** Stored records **
____________
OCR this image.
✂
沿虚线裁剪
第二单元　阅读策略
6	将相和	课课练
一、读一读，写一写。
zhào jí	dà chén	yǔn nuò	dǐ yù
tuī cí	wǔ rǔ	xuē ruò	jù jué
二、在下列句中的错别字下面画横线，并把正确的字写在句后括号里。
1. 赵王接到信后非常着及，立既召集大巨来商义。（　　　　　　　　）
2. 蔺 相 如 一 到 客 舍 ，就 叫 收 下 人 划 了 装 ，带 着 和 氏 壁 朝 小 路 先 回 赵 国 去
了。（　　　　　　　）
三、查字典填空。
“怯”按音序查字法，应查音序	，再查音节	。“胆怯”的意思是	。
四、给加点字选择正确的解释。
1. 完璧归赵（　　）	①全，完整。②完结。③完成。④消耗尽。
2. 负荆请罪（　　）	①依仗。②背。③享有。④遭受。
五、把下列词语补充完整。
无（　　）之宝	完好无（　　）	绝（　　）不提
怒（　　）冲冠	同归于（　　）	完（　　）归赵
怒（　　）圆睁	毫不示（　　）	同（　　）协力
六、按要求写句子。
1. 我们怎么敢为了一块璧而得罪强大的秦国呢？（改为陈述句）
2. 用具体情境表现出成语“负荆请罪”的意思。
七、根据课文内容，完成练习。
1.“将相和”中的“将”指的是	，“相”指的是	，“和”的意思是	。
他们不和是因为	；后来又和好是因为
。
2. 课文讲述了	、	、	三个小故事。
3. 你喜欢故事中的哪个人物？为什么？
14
____________
** Written exercise **
Gather each line holding the string "负荆请罪".

** Complete output **
2. 负荆请罪（　　）	①依仗。②背。③享有。④遭受。
2. 用具体情境表现出成语“负荆请罪”的意思。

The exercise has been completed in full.